SOURCE EXTRACT:

And The Sakieh Raises Its Wailing, Wayward Voice And
Sings To The Shadoof; And The Shadoof Sings To The Sakieh;
And the
lifted water falls and flows away into the green wilderness of doura
that, like a miniature forest, spreads
On every hand to the low
mountains, which do not perturb the spirit, as do the iron mountains
of Algeria. And always the sun is shining, and the body is drinking in
its warmth, and the soul is drinking in its gold. And always the ears
are full of warm and drowsy and monotonous music. And always the eyes
see the lines of brown bodies, on the brown river-banks above the
brown waters, bending, straightening, bending, straightening, with an
exquisitely precise monotony. And always the /Loulia/ seems to be
drifting, so quietly she slips up, or down, the level waterway.
And one drifts, too; one can but drift, happily, sleepily, forgetting
every care. From Abydos to Denderah one drifts, and from Denderah to
Karnak, to Luxor, to all the marvels on the western shore; and on to
Edfu, to Kom Ombos, to Assuan, and perhaps even into Nubia, to Abu-
Simbel, and to Wadi-Halfa. Life on the Nile is a long dream, golden
and sweet as honey of Hymettus. For I let the "divine serpent," who at
Philae may be seen issuing from her charmed cavern, take me very
quietly to see the abodes of the dead, the halls of the vanished, upon
her green and sterile shores. I know nothing of the bustling,
shrieking steamer that defies her, churning into angry waves her
waters for the edification of those who would "do" Egypt and be gone
before they know her.

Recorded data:

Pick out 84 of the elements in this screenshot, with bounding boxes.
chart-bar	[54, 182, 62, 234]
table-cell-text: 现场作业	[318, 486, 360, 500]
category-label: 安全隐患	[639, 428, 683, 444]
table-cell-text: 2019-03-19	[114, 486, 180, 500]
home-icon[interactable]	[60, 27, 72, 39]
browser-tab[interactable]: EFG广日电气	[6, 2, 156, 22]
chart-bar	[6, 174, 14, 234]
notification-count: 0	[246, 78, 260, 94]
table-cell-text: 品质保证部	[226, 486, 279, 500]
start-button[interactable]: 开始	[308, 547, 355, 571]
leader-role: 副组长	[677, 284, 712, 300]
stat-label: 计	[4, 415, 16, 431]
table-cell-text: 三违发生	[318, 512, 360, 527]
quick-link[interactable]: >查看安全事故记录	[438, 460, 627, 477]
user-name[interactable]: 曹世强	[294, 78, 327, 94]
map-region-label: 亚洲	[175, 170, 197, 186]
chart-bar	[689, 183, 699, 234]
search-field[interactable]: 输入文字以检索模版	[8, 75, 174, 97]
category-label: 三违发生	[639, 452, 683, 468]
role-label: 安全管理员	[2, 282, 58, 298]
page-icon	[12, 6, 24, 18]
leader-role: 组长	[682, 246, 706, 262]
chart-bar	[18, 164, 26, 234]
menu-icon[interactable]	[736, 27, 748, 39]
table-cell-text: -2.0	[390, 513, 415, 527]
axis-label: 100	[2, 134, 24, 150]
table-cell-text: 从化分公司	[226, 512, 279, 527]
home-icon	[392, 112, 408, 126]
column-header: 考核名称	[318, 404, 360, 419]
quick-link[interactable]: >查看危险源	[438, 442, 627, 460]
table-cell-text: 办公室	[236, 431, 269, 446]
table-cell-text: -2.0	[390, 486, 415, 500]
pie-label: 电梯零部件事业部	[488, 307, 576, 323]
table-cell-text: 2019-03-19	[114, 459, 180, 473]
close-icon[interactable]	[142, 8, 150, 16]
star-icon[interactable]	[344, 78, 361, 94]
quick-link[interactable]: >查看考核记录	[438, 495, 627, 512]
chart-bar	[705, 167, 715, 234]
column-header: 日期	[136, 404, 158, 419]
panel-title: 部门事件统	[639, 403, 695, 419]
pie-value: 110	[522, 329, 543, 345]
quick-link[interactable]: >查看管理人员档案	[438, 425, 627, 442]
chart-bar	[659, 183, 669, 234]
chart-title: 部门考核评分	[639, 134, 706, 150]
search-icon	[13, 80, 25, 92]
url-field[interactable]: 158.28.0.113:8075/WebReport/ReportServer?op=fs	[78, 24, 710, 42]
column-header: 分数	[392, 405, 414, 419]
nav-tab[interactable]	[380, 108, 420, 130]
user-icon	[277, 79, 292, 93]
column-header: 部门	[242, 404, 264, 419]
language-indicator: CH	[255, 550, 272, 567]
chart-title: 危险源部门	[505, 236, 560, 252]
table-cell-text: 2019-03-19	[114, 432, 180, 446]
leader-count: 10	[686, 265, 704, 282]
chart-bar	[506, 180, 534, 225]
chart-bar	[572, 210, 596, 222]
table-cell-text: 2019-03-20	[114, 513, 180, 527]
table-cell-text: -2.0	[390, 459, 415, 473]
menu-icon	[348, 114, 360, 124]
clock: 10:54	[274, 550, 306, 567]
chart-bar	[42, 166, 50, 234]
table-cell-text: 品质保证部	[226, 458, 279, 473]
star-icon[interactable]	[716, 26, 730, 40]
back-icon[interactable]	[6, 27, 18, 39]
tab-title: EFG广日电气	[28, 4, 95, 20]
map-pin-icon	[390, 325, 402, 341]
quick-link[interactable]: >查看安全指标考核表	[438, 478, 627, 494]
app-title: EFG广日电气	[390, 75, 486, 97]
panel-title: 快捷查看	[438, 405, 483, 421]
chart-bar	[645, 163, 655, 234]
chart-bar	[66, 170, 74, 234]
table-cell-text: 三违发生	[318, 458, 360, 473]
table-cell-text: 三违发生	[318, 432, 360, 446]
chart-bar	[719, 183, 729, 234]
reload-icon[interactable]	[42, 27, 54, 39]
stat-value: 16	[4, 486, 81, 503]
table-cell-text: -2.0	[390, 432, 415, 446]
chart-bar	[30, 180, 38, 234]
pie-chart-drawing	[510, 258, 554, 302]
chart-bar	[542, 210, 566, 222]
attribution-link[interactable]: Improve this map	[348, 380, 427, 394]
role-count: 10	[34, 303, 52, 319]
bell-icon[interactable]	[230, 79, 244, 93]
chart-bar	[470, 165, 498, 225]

WRITTEN TASK 1:
In the Nile passage, what does each sentence beginning with "And always" say is always the case?
WRITTEN TASK 2:
Can you carry the Nile passage on from its final sentence, keeping its voice and its slow, drifting rhythm?

TASK RESPONSE 1:
- The sun is shining, and the body drinks in its warmth while the soul drinks in its gold.
- The ears are full of warm, drowsy, and monotonous music.
- The eyes see lines of brown bodies on the brown riverbanks above the brown waters, bending and straightening with an exquisitely precise monotony.
- The /Loulia/ seems to be drifting, so quietly does she slip up or down the level waterway.

TASK RESPONSE 2:
If you are in a hurry, do not come to Egypt. To hurry in Egypt is as
wrong as to fall asleep in Wall street, or to sit in the Greek Theatre
at Taormina, reading "How to Make a Fortune with a Capital of Fifty
Pounds."
VI
DENDERAH
From Abydos, home of the cult of Osiris, Judge of the Dead, I came to
Denderah, the great temple of the "Lady of the Underworld," as the
goddess Hathor was sometimes called, though she was usually worshipped
as the Egyptian Aphrodite, goddess of joy, goddess of love and
loveliness. It was early morning when I went ashore. The sun was above
the eastern hills, and a boy, clad in a rope of plaited grass, sent me
half shyly the greeting, "May your day be happy!"
Youth is, perhaps, the most divine of all the gifts of the gods, as
those who wore the lotus-blossom amulet believed thousands of years
ago, and Denderah, appropriately, is a very young Egyptian temple,
probably, indeed, the youngest of all the temples on the Nile. Its
youthfulness - it is only about two thousand years of age - identifies
it happily with the happiness and beauty of its presiding deity, and
as I rode toward it on the canal-bank in the young freshness of the
morning, I thought of the goddess Safekh and of the sacred Persea-
tree.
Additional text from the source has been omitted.